:: Material to process
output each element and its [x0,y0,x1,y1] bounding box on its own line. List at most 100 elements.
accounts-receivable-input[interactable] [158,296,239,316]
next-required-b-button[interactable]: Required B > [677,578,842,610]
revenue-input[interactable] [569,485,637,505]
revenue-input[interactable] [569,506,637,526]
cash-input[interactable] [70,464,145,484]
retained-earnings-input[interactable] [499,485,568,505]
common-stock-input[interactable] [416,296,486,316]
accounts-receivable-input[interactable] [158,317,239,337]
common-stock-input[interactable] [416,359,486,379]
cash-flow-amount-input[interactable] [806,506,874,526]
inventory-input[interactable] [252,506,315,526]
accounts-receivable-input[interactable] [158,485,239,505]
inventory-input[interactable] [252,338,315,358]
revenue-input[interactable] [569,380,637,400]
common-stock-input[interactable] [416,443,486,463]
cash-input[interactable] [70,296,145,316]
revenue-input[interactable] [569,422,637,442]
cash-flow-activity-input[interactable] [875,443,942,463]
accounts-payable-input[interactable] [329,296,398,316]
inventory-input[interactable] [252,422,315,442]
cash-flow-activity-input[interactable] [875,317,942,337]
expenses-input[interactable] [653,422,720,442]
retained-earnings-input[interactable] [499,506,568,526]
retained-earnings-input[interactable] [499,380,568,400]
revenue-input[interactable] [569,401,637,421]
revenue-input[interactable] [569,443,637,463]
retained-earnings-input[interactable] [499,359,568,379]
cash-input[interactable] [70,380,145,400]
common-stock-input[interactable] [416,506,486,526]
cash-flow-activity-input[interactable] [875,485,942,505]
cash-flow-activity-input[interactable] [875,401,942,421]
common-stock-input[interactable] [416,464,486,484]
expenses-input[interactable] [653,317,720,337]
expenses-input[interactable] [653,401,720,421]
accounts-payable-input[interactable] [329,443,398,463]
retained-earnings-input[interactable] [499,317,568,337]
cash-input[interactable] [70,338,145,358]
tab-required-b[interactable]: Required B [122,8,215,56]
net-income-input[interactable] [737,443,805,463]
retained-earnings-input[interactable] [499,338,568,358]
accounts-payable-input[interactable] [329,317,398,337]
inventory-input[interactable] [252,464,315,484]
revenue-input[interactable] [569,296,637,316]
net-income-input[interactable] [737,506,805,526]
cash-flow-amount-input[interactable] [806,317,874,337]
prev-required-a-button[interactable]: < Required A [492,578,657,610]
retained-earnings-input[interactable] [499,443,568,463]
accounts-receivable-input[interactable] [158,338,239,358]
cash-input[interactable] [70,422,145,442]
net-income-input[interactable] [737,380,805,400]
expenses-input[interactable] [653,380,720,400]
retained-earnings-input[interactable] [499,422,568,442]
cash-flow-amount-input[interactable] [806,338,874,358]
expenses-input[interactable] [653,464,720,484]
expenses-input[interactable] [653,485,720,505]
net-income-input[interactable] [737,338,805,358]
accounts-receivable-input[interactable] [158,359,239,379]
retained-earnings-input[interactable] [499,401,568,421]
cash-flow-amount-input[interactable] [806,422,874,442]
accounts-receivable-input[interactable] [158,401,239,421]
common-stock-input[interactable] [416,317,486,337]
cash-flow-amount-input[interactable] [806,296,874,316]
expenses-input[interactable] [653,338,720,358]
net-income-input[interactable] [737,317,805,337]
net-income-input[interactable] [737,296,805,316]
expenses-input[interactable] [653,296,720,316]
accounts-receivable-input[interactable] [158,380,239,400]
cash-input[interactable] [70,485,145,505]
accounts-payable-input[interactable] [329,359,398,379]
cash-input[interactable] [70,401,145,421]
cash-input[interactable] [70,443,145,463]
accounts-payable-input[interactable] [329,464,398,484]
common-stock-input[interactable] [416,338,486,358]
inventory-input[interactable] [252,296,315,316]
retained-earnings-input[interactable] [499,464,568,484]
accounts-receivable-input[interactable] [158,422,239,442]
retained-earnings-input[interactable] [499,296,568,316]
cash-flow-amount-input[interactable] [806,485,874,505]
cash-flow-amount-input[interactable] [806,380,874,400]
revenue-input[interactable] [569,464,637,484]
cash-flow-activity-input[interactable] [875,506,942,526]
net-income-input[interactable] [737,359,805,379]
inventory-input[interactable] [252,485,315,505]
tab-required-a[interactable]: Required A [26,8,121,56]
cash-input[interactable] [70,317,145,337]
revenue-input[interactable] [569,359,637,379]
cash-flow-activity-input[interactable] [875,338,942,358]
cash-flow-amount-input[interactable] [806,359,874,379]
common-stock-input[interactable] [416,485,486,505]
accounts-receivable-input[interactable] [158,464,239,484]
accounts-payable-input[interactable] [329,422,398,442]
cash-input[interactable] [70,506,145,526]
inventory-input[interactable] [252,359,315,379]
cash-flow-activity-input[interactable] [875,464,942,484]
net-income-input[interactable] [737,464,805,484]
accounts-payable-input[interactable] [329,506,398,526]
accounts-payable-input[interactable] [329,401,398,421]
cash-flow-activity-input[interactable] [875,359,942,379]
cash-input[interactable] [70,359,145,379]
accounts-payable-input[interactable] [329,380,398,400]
::::
**Exercise aim**. Copy all of the entries above word for word, each on its own line.

**Output for this task**.
output each element and its [x0,y0,x1,y1] bounding box on its own line. List at most 100 elements.
accounts-receivable-input[interactable] [158,296,239,316]
next-required-b-button[interactable]: Required B > [677,578,842,610]
revenue-input[interactable] [569,485,637,505]
revenue-input[interactable] [569,506,637,526]
cash-input[interactable] [70,464,145,484]
retained-earnings-input[interactable] [499,485,568,505]
common-stock-input[interactable] [416,296,486,316]
accounts-receivable-input[interactable] [158,317,239,337]
common-stock-input[interactable] [416,359,486,379]
cash-flow-amount-input[interactable] [806,506,874,526]
inventory-input[interactable] [252,506,315,526]
accounts-receivable-input[interactable] [158,485,239,505]
inventory-input[interactable] [252,338,315,358]
revenue-input[interactable] [569,380,637,400]
common-stock-input[interactable] [416,443,486,463]
cash-input[interactable] [70,296,145,316]
revenue-input[interactable] [569,422,637,442]
cash-flow-activity-input[interactable] [875,443,942,463]
accounts-payable-input[interactable] [329,296,398,316]
inventory-input[interactable] [252,422,315,442]
cash-flow-activity-input[interactable] [875,317,942,337]
expenses-input[interactable] [653,422,720,442]
retained-earnings-input[interactable] [499,506,568,526]
retained-earnings-input[interactable] [499,380,568,400]
revenue-input[interactable] [569,401,637,421]
revenue-input[interactable] [569,443,637,463]
retained-earnings-input[interactable] [499,359,568,379]
cash-input[interactable] [70,380,145,400]
common-stock-input[interactable] [416,506,486,526]
cash-flow-activity-input[interactable] [875,485,942,505]
cash-flow-activity-input[interactable] [875,401,942,421]
common-stock-input[interactable] [416,464,486,484]
expenses-input[interactable] [653,317,720,337]
expenses-input[interactable] [653,401,720,421]
accounts-payable-input[interactable] [329,443,398,463]
retained-earnings-input[interactable] [499,317,568,337]
cash-input[interactable] [70,338,145,358]
tab-required-b[interactable]: Required B [122,8,215,56]
net-income-input[interactable] [737,443,805,463]
retained-earnings-input[interactable] [499,338,568,358]
accounts-payable-input[interactable] [329,317,398,337]
inventory-input[interactable] [252,464,315,484]
revenue-input[interactable] [569,296,637,316]
net-income-input[interactable] [737,506,805,526]
cash-flow-amount-input[interactable] [806,317,874,337]
prev-required-a-button[interactable]: < Required A [492,578,657,610]
retained-earnings-input[interactable] [499,443,568,463]
accounts-receivable-input[interactable] [158,338,239,358]
cash-input[interactable] [70,422,145,442]
net-income-input[interactable] [737,380,805,400]
expenses-input[interactable] [653,380,720,400]
retained-earnings-input[interactable] [499,422,568,442]
cash-flow-amount-input[interactable] [806,338,874,358]
expenses-input[interactable] [653,464,720,484]
expenses-input[interactable] [653,485,720,505]
net-income-input[interactable] [737,338,805,358]
accounts-receivable-input[interactable] [158,359,239,379]
retained-earnings-input[interactable] [499,401,568,421]
cash-flow-amount-input[interactable] [806,422,874,442]
accounts-receivable-input[interactable] [158,401,239,421]
common-stock-input[interactable] [416,317,486,337]
cash-flow-amount-input[interactable] [806,296,874,316]
expenses-input[interactable] [653,338,720,358]
net-income-input[interactable] [737,317,805,337]
net-income-input[interactable] [737,296,805,316]
expenses-input[interactable] [653,296,720,316]
accounts-receivable-input[interactable] [158,380,239,400]
cash-input[interactable] [70,485,145,505]
accounts-payable-input[interactable] [329,359,398,379]
cash-input[interactable] [70,401,145,421]
cash-input[interactable] [70,443,145,463]
accounts-payable-input[interactable] [329,464,398,484]
common-stock-input[interactable] [416,338,486,358]
inventory-input[interactable] [252,296,315,316]
retained-earnings-input[interactable] [499,464,568,484]
accounts-receivable-input[interactable] [158,422,239,442]
retained-earnings-input[interactable] [499,296,568,316]
cash-flow-amount-input[interactable] [806,485,874,505]
cash-flow-amount-input[interactable] [806,380,874,400]
revenue-input[interactable] [569,464,637,484]
cash-flow-activity-input[interactable] [875,506,942,526]
net-income-input[interactable] [737,359,805,379]
inventory-input[interactable] [252,485,315,505]
tab-required-a[interactable]: Required A [26,8,121,56]
cash-input[interactable] [70,317,145,337]
revenue-input[interactable] [569,359,637,379]
cash-flow-activity-input[interactable] [875,338,942,358]
cash-flow-amount-input[interactable] [806,359,874,379]
common-stock-input[interactable] [416,485,486,505]
accounts-receivable-input[interactable] [158,464,239,484]
accounts-payable-input[interactable] [329,422,398,442]
cash-input[interactable] [70,506,145,526]
inventory-input[interactable] [252,359,315,379]
cash-flow-activity-input[interactable] [875,464,942,484]
net-income-input[interactable] [737,464,805,484]
accounts-payable-input[interactable] [329,506,398,526]
accounts-payable-input[interactable] [329,401,398,421]
cash-flow-activity-input[interactable] [875,359,942,379]
cash-input[interactable] [70,359,145,379]
accounts-payable-input[interactable] [329,380,398,400]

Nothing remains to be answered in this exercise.